MATERIALS PROVIDED:
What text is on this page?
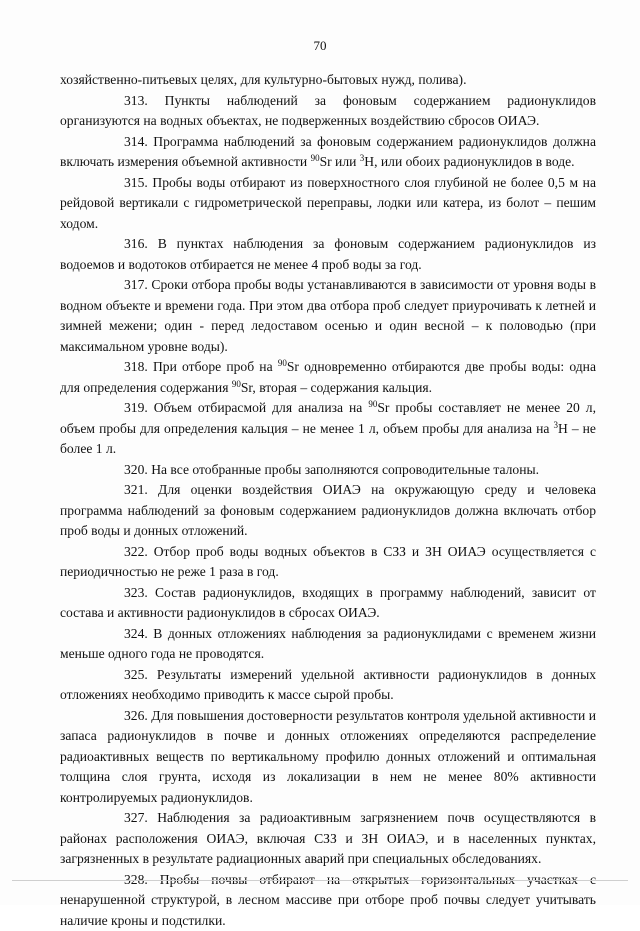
70

хозяйственно-питьевых целях, для культурно-бытовых нужд, полива).

313. Пункты наблюдений за фоновым содержанием радионуклидов организуются на водных объектах, не подверженных воздействию сбросов ОИАЭ.

314. Программа наблюдений за фоновым содержанием радионуклидов должна включать измерения объемной активности $^{90}$Sr или $^3$Н, или обоих радионуклидов в воде.

315. Пробы воды отбирают из поверхностного слоя глубиной не более 0,5 м на рейдовой вертикали с гидрометрической переправы, лодки или катера, из болот – пешим ходом.

316. В пунктах наблюдения за фоновым содержанием радионуклидов из водоемов и водотоков отбирается не менее 4 проб воды за год.

317. Сроки отбора пробы воды устанавливаются в зависимости от уровня воды в водном объекте и времени года. При этом два отбора проб следует приурочивать к летней и зимней межени; один - перед ледоставом осенью и один весной – к половодью (при максимальном уровне воды).

318. При отборе проб на $^{90}$Sr одновременно отбираются две пробы воды: одна для определения содержания $^{90}$Sr, вторая – содержания кальция.

319. Объем отбирасмой для анализа на $^{90}$Sr пробы составляет не менее 20 л, объем пробы для определения кальция – не менее 1 л, объем пробы для анализа на $^3$Н – не более 1 л.

320. На все отобранные пробы заполняются сопроводительные талоны.

321. Для оценки воздействия ОИАЭ на окружающую среду и человека программа наблюдений за фоновым содержанием радионуклидов должна включать отбор проб воды и донных отложений.

322. Отбор проб воды водных объектов в СЗЗ и ЗН ОИАЭ осуществляется с периодичностью не реже 1 раза в год.

323. Состав радионуклидов, входящих в программу наблюдений, зависит от состава и активности радионуклидов в сбросах ОИАЭ.

324. В донных отложениях наблюдения за радионуклидами с временем жизни меньше одного года не проводятся.

325. Результаты измерений удельной активности радионуклидов в донных отложениях необходимо приводить к массе сырой пробы.

326. Для повышения достоверности результатов контроля удельной активности и запаса радионуклидов в почве и донных отложениях определяются распределение радиоактивных веществ по вертикальному профилю донных отложений и оптимальная толщина слоя грунта, исходя из локализации в нем не менее 80% активности контролируемых радионуклидов.

327. Наблюдения за радиоактивным загрязнением почв осуществляются в районах расположения ОИАЭ, включая СЗЗ и ЗН ОИАЭ, и в населенных пунктах, загрязненных в результате радиационных аварий при специальных обследованиях.

328. Пробы почвы отбирают на открытых горизонтальных участках с ненарушенной структурой, в лесном массиве при отборе проб почвы следует учитывать наличие кроны и подстилки.
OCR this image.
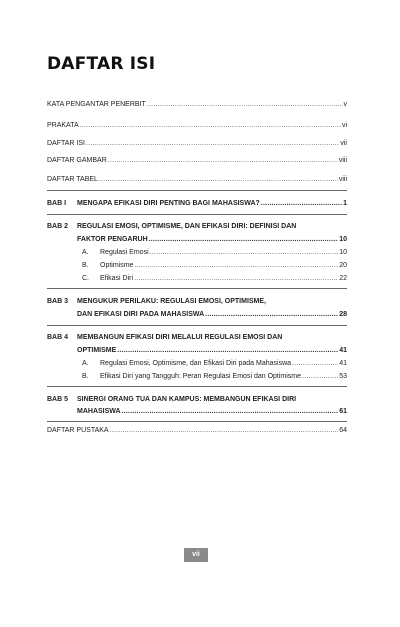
DAFTAR ISI
KATA PENGANTAR PENERBIT .....	v
PRAKATA .....	vi
DAFTAR ISI .....	vii
DAFTAR GAMBAR .....	viii
DAFTAR TABEL .....	viii
BAB I MENGAPA EFIKASI DIRI PENTING BAGI MAHASISWA? .....	1
BAB 2 REGULASI EMOSI, OPTIMISME, DAN EFIKASI DIRI: DEFINISI DAN
FAKTOR PENGARUH .....	10
A.	Regulasi Emosi .....	10
B.	Optimisme .....	20
C.	Efikasi Diri .....	22
BAB 3 MENGUKUR PERILAKU: REGULASI EMOSI, OPTIMISME,
DAN EFIKASI DIRI PADA MAHASISWA .....	28
BAB 4 MEMBANGUN EFIKASI DIRI MELALUI REGULASI EMOSI DAN
OPTIMISME .....	41
A.	Regulasi Emosi, Optimisme, dan Efikasi Diri pada Mahasiswa .....	41
B.	Efikasi Diri yang Tangguh: Peran Regulasi Emosi dan Optimisme .....	53
BAB 5 SINERGI ORANG TUA DAN KAMPUS: MEMBANGUN EFIKASI DIRI
MAHASISWA .....	61
DAFTAR PUSTAKA .....	64
vii
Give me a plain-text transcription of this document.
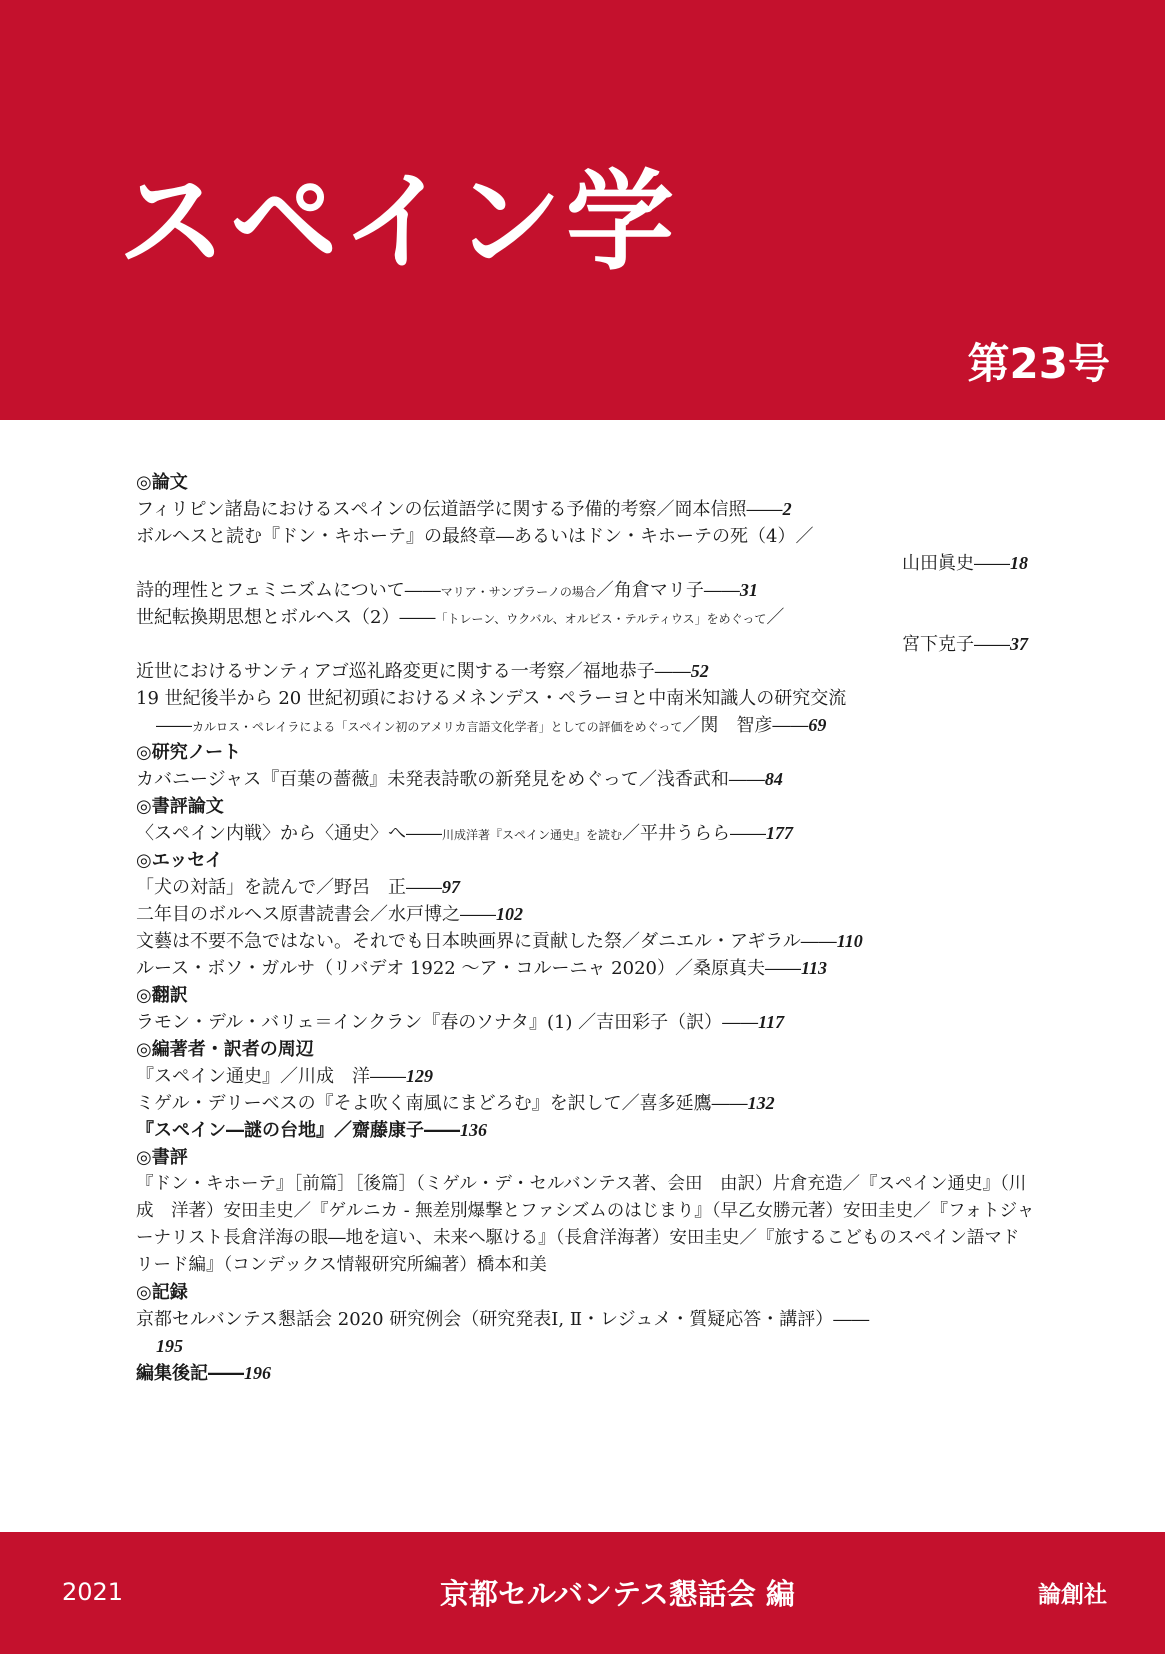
スペイン学
第23号
◎論文
フィリピン諸島におけるスペインの伝道語学に関する予備的考察／岡本信照――2
ボルヘスと読む『ドン・キホーテ』の最終章―あるいはドン・キホーテの死（4）／
山田眞史――18
詩的理性とフェミニズムについて――マリア・サンブラーノの場合／角倉マリ子――31
世紀転換期思想とボルヘス（2）――「トレーン、ウクバル、オルビス・テルティウス」をめぐって／
宮下克子――37
近世におけるサンティアゴ巡礼路変更に関する一考察／福地恭子――52
19 世紀後半から 20 世紀初頭におけるメネンデス・ペラーヨと中南米知識人の研究交流
――カルロス・ペレイラによる「スペイン初のアメリカ言語文化学者」としての評価をめぐって／関　智彦――69
◎研究ノート
カバニージャス『百葉の薔薇』未発表詩歌の新発見をめぐって／浅香武和――84
◎書評論文
〈スペイン内戦〉から〈通史〉へ――川成洋著『スペイン通史』を読む／平井うらら――177
◎エッセイ
「犬の対話」を読んで／野呂　正――97
二年目のボルヘス原書読書会／水戸博之――102
文藝は不要不急ではない。それでも日本映画界に貢献した祭／ダニエル・アギラル――110
ルース・ボソ・ガルサ（リバデオ 1922 ～ア・コルーニャ 2020）／桑原真夫――113
◎翻訳
ラモン・デル・バリェ＝インクラン『春のソナタ』(1) ／吉田彩子（訳）――117
◎編著者・訳者の周辺
『スペイン通史』／川成　洋――129
ミゲル・デリーベスの『そよ吹く南風にまどろむ』を訳して／喜多延鷹――132
『スペイン―謎の台地』／齋藤康子――136
◎書評
『ドン・キホーテ』［前篇］［後篇］（ミゲル・デ・セルバンテス著、会田　由訳）片倉充造／『スペイン通史』（川成　洋著）安田圭史／『ゲルニカ - 無差別爆撃とファシズムのはじまり』（早乙女勝元著）安田圭史／『フォトジャーナリスト長倉洋海の眼―地を這い、未来へ駆ける』（長倉洋海著）安田圭史／『旅するこどものスペイン語マドリード編』（コンデックス情報研究所編著）橋本和美
◎記録
京都セルバンテス懇話会 2020 研究例会（研究発表Ⅰ, Ⅱ・レジュメ・質疑応答・講評）――
195
編集後記――196
2021	京都セルバンテス懇話会 編	論創社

EXERCISE REQUIREMENTS: Gather each line in the data that holds the string "включать".

WRITTEN RESPONSE:
314. Программа наблюдений за фоновым содержанием радионуклидов должна включать измерения объемной активности $^{90}$Sr или $^3$Н, или обоих радионуклидов в воде.
321. Для оценки воздействия ОИАЭ на окружающую среду и человека программа наблюдений за фоновым содержанием радионуклидов должна включать отбор проб воды и донных отложений.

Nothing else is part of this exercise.